(Items listed in a dataset)

^^^^^^^^^^^^^^^^

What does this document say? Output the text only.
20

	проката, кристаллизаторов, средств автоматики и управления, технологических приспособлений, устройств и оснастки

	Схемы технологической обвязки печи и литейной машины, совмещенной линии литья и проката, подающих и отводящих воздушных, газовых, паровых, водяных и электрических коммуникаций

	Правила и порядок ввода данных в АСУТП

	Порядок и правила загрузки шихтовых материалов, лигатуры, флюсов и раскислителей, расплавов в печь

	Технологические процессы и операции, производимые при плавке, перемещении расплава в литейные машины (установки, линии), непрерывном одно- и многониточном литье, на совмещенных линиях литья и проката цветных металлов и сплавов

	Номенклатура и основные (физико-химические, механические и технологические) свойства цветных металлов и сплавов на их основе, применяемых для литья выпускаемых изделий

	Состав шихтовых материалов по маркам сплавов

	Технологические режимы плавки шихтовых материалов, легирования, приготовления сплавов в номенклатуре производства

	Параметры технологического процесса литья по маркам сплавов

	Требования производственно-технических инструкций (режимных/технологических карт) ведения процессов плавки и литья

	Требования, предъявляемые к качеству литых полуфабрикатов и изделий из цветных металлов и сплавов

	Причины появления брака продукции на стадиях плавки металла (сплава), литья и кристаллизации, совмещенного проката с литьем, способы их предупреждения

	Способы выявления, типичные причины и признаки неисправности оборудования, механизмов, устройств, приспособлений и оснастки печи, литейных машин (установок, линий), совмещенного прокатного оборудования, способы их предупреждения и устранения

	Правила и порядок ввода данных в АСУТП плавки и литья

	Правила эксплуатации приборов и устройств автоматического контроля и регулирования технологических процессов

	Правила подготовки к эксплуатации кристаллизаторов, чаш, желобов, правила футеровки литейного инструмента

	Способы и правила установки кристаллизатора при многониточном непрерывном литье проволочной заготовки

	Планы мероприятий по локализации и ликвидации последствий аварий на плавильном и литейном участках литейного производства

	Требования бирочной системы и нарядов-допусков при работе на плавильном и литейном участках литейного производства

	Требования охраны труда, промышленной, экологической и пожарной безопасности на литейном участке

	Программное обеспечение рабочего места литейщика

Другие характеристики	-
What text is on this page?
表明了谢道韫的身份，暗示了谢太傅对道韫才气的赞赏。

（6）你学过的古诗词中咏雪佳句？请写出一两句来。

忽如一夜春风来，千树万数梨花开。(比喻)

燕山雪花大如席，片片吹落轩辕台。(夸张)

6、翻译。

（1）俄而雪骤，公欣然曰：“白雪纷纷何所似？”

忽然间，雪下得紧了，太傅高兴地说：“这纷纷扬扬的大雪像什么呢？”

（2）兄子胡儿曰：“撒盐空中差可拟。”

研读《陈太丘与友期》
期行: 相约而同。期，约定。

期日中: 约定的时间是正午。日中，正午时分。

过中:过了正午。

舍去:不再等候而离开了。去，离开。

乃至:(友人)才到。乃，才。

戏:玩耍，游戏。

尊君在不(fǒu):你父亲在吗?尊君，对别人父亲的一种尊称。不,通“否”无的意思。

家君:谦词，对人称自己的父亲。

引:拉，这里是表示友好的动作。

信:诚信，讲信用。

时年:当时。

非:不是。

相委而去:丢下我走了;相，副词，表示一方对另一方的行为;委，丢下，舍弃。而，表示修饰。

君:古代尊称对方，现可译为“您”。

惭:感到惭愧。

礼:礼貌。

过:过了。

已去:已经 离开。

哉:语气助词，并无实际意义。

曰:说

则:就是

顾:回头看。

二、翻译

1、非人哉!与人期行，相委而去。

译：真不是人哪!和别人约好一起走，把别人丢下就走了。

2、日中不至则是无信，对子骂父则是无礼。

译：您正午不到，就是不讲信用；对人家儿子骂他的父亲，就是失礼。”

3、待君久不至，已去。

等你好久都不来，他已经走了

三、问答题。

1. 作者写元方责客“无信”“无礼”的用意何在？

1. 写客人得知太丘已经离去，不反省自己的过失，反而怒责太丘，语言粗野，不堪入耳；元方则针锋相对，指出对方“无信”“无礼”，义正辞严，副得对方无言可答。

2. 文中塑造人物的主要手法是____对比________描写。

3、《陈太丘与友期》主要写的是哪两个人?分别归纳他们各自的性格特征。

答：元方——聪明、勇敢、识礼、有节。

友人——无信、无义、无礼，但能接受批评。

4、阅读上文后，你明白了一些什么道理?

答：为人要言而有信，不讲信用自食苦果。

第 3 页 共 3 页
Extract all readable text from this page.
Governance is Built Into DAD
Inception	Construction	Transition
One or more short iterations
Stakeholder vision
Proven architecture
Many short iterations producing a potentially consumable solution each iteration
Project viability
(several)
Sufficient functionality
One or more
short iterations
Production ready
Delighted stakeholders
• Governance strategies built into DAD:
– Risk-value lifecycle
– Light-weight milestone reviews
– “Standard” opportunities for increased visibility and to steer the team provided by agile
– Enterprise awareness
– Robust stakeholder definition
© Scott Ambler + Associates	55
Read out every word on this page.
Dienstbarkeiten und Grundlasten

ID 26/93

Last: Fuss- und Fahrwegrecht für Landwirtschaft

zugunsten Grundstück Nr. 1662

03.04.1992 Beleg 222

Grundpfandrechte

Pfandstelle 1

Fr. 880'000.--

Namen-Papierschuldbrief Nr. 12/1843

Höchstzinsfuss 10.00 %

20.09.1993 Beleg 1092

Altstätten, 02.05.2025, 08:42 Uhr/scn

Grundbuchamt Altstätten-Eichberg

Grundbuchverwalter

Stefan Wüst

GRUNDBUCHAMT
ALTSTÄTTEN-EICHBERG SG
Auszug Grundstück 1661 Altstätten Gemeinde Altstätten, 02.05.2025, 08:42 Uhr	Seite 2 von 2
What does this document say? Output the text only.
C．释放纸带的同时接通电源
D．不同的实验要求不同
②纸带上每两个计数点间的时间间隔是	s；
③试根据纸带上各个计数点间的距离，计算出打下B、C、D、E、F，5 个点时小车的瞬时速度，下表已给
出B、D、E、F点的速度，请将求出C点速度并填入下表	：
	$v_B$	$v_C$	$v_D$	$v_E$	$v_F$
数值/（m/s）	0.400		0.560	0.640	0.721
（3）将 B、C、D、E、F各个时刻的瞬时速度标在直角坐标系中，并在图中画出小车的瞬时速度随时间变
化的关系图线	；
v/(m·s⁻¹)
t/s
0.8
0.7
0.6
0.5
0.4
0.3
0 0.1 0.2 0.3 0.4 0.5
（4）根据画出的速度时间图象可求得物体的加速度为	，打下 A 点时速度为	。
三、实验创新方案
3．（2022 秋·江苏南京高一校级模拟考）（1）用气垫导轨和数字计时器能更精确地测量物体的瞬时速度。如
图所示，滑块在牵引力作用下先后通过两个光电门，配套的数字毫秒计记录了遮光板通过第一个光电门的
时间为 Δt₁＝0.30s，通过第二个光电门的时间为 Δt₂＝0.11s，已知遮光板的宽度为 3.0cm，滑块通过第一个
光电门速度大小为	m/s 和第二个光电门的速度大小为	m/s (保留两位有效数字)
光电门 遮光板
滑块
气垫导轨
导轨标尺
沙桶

^^^^^^^^^^^^^^^^

TASK OBJECTIVE
Reproduce each entry above exactly, keeping every word.

ANSWER IN FULL
What does this document say? Output the text only.
20

	проката, кристаллизаторов, средств автоматики и управления, технологических приспособлений, устройств и оснастки

	Схемы технологической обвязки печи и литейной машины, совмещенной линии литья и проката, подающих и отводящих воздушных, газовых, паровых, водяных и электрических коммуникаций

	Правила и порядок ввода данных в АСУТП

	Порядок и правила загрузки шихтовых материалов, лигатуры, флюсов и раскислителей, расплавов в печь

	Технологические процессы и операции, производимые при плавке, перемещении расплава в литейные машины (установки, линии), непрерывном одно- и многониточном литье, на совмещенных линиях литья и проката цветных металлов и сплавов

	Номенклатура и основные (физико-химические, механические и технологические) свойства цветных металлов и сплавов на их основе, применяемых для литья выпускаемых изделий

	Состав шихтовых материалов по маркам сплавов

	Технологические режимы плавки шихтовых материалов, легирования, приготовления сплавов в номенклатуре производства

	Параметры технологического процесса литья по маркам сплавов

	Требования производственно-технических инструкций (режимных/технологических карт) ведения процессов плавки и литья

	Требования, предъявляемые к качеству литых полуфабрикатов и изделий из цветных металлов и сплавов

	Причины появления брака продукции на стадиях плавки металла (сплава), литья и кристаллизации, совмещенного проката с литьем, способы их предупреждения

	Способы выявления, типичные причины и признаки неисправности оборудования, механизмов, устройств, приспособлений и оснастки печи, литейных машин (установок, линий), совмещенного прокатного оборудования, способы их предупреждения и устранения

	Правила и порядок ввода данных в АСУТП плавки и литья

	Правила эксплуатации приборов и устройств автоматического контроля и регулирования технологических процессов

	Правила подготовки к эксплуатации кристаллизаторов, чаш, желобов, правила футеровки литейного инструмента

	Способы и правила установки кристаллизатора при многониточном непрерывном литье проволочной заготовки

	Планы мероприятий по локализации и ликвидации последствий аварий на плавильном и литейном участках литейного производства

	Требования бирочной системы и нарядов-допусков при работе на плавильном и литейном участках литейного производства

	Требования охраны труда, промышленной, экологической и пожарной безопасности на литейном участке

	Программное обеспечение рабочего места литейщика

Другие характеристики	-
What text is on this page?
表明了谢道韫的身份，暗示了谢太傅对道韫才气的赞赏。

（6）你学过的古诗词中咏雪佳句？请写出一两句来。

忽如一夜春风来，千树万数梨花开。(比喻)

燕山雪花大如席，片片吹落轩辕台。(夸张)

6、翻译。

（1）俄而雪骤，公欣然曰：“白雪纷纷何所似？”

忽然间，雪下得紧了，太傅高兴地说：“这纷纷扬扬的大雪像什么呢？”

（2）兄子胡儿曰：“撒盐空中差可拟。”

研读《陈太丘与友期》
期行: 相约而同。期，约定。

期日中: 约定的时间是正午。日中，正午时分。

过中:过了正午。

舍去:不再等候而离开了。去，离开。

乃至:(友人)才到。乃，才。

戏:玩耍，游戏。

尊君在不(fǒu):你父亲在吗?尊君，对别人父亲的一种尊称。不,通“否”无的意思。

家君:谦词，对人称自己的父亲。

引:拉，这里是表示友好的动作。

信:诚信，讲信用。

时年:当时。

非:不是。

相委而去:丢下我走了;相，副词，表示一方对另一方的行为;委，丢下，舍弃。而，表示修饰。

君:古代尊称对方，现可译为“您”。

惭:感到惭愧。

礼:礼貌。

过:过了。

已去:已经 离开。

哉:语气助词，并无实际意义。

曰:说

则:就是

顾:回头看。

二、翻译

1、非人哉!与人期行，相委而去。

译：真不是人哪!和别人约好一起走，把别人丢下就走了。

2、日中不至则是无信，对子骂父则是无礼。

译：您正午不到，就是不讲信用；对人家儿子骂他的父亲，就是失礼。”

3、待君久不至，已去。

等你好久都不来，他已经走了

三、问答题。

1. 作者写元方责客“无信”“无礼”的用意何在？

1. 写客人得知太丘已经离去，不反省自己的过失，反而怒责太丘，语言粗野，不堪入耳；元方则针锋相对，指出对方“无信”“无礼”，义正辞严，副得对方无言可答。

2. 文中塑造人物的主要手法是____对比________描写。

3、《陈太丘与友期》主要写的是哪两个人?分别归纳他们各自的性格特征。

答：元方——聪明、勇敢、识礼、有节。

友人——无信、无义、无礼，但能接受批评。

4、阅读上文后，你明白了一些什么道理?

答：为人要言而有信，不讲信用自食苦果。

第 3 页 共 3 页
Extract all readable text from this page.
Governance is Built Into DAD
Inception	Construction	Transition
One or more short iterations
Stakeholder vision
Proven architecture
Many short iterations producing a potentially consumable solution each iteration
Project viability
(several)
Sufficient functionality
One or more
short iterations
Production ready
Delighted stakeholders
• Governance strategies built into DAD:
– Risk-value lifecycle
– Light-weight milestone reviews
– “Standard” opportunities for increased visibility and to steer the team provided by agile
– Enterprise awareness
– Robust stakeholder definition
© Scott Ambler + Associates	55
Read out every word on this page.
Dienstbarkeiten und Grundlasten

ID 26/93

Last: Fuss- und Fahrwegrecht für Landwirtschaft

zugunsten Grundstück Nr. 1662

03.04.1992 Beleg 222

Grundpfandrechte

Pfandstelle 1

Fr. 880'000.--

Namen-Papierschuldbrief Nr. 12/1843

Höchstzinsfuss 10.00 %

20.09.1993 Beleg 1092

Altstätten, 02.05.2025, 08:42 Uhr/scn

Grundbuchamt Altstätten-Eichberg

Grundbuchverwalter

Stefan Wüst

GRUNDBUCHAMT
ALTSTÄTTEN-EICHBERG SG
Auszug Grundstück 1661 Altstätten Gemeinde Altstätten, 02.05.2025, 08:42 Uhr	Seite 2 von 2
What does this document say? Output the text only.
C．释放纸带的同时接通电源
D．不同的实验要求不同
②纸带上每两个计数点间的时间间隔是	s；
③试根据纸带上各个计数点间的距离，计算出打下B、C、D、E、F，5 个点时小车的瞬时速度，下表已给
出B、D、E、F点的速度，请将求出C点速度并填入下表	：
	$v_B$	$v_C$	$v_D$	$v_E$	$v_F$
数值/（m/s）	0.400		0.560	0.640	0.721
（3）将 B、C、D、E、F各个时刻的瞬时速度标在直角坐标系中，并在图中画出小车的瞬时速度随时间变
化的关系图线	；
v/(m·s⁻¹)
t/s
0.8
0.7
0.6
0.5
0.4
0.3
0 0.1 0.2 0.3 0.4 0.5
（4）根据画出的速度时间图象可求得物体的加速度为	，打下 A 点时速度为	。
三、实验创新方案
3．（2022 秋·江苏南京高一校级模拟考）（1）用气垫导轨和数字计时器能更精确地测量物体的瞬时速度。如
图所示，滑块在牵引力作用下先后通过两个光电门，配套的数字毫秒计记录了遮光板通过第一个光电门的
时间为 Δt₁＝0.30s，通过第二个光电门的时间为 Δt₂＝0.11s，已知遮光板的宽度为 3.0cm，滑块通过第一个
光电门速度大小为	m/s 和第二个光电门的速度大小为	m/s (保留两位有效数字)
光电门 遮光板
滑块
气垫导轨
导轨标尺
沙桶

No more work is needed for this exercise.